TEXT EXCERPT »
= = = = =
Hydrostatic valves in treatment of paediatric hydrocephalus
© The Author(s) 2005
Published: 30 December 2005
The pathological patterns of overdrainage like subdural haematoma or effusions are not so often in treatment of paediatric hydrocephalus. Slit ventricle, secondary premature suture synostosis and the lost of elasticity and compliance of the brain are specific paediatric problems of overdrainage and have frequently been observed following shunt insertion. In cases with clinical symptoms these complications can be difficult to treat. Hydrostatic valves minimise this risk of overdrainage. This study aims to evaluate the initial experience with a hydrostatic valve system, with emphasis on overdrainage associated complications.
Material and methods
20 children receiving a PAEDI-GAV valve from 4/2003 till 1/2005 in our hospital were included in a prospective study. The valve is a combination of a conventional ball in coin differential pressure unit and a gravitational unit. The pressure levels were individually defined for the patients ranging from 4/14 up to 9/24 cm H2O. In addition to the analysis of clinical parameters, radiological measurements and shunt revisions we focussed on overdrainage related complications. The developing of the size of the ventricle system was also taken into consideration.
= = = = =
REQUIRED ACTIONS »
A – Reproduce the hydrostatic valve abstract word for word from "Hydrostatic valves in" to "overdrainage associated complications.".
B – Carry on writing the abstract on hydrostatic valves for children with hydrocephalus, starting right after its last sentence.
= = = = =
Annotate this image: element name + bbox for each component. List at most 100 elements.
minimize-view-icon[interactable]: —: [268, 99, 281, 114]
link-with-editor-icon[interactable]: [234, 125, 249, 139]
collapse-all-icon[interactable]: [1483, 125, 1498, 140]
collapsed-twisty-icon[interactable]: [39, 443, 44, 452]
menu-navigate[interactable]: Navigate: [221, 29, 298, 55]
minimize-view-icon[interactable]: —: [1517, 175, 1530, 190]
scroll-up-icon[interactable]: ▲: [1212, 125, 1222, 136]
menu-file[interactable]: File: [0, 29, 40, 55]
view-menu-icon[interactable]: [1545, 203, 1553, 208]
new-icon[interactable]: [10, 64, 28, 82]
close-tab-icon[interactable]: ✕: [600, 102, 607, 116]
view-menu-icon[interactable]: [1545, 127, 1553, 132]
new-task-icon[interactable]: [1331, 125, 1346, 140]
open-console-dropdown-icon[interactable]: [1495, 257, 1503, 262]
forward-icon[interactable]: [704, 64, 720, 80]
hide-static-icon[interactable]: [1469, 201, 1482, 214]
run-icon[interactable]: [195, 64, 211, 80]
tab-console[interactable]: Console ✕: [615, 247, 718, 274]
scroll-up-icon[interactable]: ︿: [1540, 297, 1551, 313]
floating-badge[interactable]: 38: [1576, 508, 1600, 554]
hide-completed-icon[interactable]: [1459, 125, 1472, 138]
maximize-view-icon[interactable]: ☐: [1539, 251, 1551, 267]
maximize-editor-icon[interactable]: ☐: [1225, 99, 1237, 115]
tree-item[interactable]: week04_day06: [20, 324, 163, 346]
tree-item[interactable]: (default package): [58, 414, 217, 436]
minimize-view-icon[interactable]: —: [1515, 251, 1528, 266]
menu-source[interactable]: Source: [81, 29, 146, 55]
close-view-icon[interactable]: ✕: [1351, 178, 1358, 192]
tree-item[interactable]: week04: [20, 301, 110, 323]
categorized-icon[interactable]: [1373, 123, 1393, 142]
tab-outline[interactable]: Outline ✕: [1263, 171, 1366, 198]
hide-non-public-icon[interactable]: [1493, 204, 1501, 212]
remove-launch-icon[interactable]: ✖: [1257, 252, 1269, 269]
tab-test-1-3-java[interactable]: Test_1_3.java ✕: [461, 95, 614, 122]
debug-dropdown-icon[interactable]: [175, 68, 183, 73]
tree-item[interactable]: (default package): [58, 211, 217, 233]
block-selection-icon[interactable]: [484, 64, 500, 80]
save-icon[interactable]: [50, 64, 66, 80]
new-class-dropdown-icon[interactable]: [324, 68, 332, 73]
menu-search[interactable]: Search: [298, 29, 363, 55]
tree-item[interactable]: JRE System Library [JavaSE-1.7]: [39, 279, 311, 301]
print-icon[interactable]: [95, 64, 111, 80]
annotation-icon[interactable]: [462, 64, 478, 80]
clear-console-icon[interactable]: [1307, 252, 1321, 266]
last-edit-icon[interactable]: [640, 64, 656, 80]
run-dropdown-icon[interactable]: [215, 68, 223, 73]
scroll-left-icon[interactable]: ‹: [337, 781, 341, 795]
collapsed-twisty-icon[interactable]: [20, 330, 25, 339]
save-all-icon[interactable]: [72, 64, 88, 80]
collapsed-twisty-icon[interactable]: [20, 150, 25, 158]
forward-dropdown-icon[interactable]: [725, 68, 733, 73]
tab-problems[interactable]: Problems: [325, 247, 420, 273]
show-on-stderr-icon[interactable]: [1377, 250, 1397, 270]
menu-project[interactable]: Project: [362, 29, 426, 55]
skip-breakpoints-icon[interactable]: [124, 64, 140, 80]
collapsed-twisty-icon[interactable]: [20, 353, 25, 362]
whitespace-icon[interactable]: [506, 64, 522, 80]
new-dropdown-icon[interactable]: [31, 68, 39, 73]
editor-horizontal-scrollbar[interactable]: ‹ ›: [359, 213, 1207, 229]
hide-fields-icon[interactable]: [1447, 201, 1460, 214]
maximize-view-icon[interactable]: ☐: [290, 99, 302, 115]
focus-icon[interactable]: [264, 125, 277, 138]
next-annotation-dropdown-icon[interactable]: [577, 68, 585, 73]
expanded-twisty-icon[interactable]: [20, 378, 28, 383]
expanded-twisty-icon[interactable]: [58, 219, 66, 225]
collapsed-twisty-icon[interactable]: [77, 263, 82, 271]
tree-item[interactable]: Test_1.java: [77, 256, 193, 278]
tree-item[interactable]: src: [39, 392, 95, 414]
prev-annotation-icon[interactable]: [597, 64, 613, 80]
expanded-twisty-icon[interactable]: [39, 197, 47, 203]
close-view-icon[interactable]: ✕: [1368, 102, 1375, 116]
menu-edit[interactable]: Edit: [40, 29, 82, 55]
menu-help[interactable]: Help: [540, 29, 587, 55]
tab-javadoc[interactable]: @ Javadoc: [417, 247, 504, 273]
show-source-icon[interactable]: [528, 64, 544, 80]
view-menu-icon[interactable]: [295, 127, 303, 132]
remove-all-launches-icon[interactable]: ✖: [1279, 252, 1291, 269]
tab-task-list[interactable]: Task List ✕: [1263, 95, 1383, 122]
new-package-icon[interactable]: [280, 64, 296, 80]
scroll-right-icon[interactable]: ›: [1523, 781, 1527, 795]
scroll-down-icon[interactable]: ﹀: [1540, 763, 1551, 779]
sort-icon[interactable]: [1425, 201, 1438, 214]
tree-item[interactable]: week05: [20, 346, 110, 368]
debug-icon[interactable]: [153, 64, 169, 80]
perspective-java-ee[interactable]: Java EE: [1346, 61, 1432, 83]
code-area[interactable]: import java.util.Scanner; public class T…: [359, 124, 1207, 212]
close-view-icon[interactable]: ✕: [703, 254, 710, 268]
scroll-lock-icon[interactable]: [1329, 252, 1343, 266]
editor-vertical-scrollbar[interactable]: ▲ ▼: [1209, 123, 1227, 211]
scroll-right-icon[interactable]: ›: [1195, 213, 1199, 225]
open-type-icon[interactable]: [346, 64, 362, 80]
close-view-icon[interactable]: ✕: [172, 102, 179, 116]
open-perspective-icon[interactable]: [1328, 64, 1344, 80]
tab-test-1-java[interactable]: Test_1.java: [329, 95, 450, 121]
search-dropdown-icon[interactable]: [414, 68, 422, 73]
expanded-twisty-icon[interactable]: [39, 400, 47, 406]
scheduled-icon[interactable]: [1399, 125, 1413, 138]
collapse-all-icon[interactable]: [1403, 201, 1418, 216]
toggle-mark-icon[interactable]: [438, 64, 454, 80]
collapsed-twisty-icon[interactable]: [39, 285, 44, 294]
= = = = =
ANSWERS FOR THE EXERCISE »
A –
Hydrostatic valves in treatment of paediatric hydrocephalus
© The Author(s) 2005
Published: 30 December 2005
The pathological patterns of overdrainage like subdural haematoma or effusions are not so often in treatment of paediatric hydrocephalus. Slit ventricle, secondary premature suture synostosis and the lost of elasticity and compliance of the brain are specific paediatric problems of overdrainage and have frequently been observed following shunt insertion. In cases with clinical symptoms these complications can be difficult to treat. Hydrostatic valves minimise this risk of overdrainage. This study aims to evaluate the initial experience with a hydrostatic valve system, with emphasis on overdrainage associated complications.

B –
In 6 older children with shunt blockage we replaced a differential pressure valve with a PAEDI-GAV device during shunt revision. 14 newborns and babies with hydrocephalus of different aetiology were treated with a PAEDI-GAV system as a primary v-p shunt. In this group the average CSF protein level at shunt insertion was 0.78 g/l (0.12–1.349 g/l); mean CSF cell count was 4 per 1/3 ml (1–15 per 1/3 ml). Two pre-term newborns with posthaemorrhagic hydrocephalus were treated previously with DRIFT. None of the infants suffered a subdural effusion or haematoma after shunting, but 2 from 6 newborns with devices at a pressure level of 4/14 cm H2O developed slit ventricles without clinical symptoms. The frontal and occipital horn width ratio decreased from an average of 0.611 to 0.488 at first follow-up. We had to perform 9 revisions in 6 children. Here are included 3 revisions in a newborn with a large interhemispherical arachnoid cyst and 2 revisions in a premature newborn with severe liver cirrhosis- associated ascites. The main cause for revisions was blockage of the ventricle catheter. We did not encounter any valve failure. There were no shunt infections in both groups.
The intra-operative handling of the PAEDI-GAV valve is good. The small dimensions of the device make it suitable for the use in newborns and infants. Selection of pressure levels should be adapted to age and the individual characteristics of the dynamics of the ventricular system.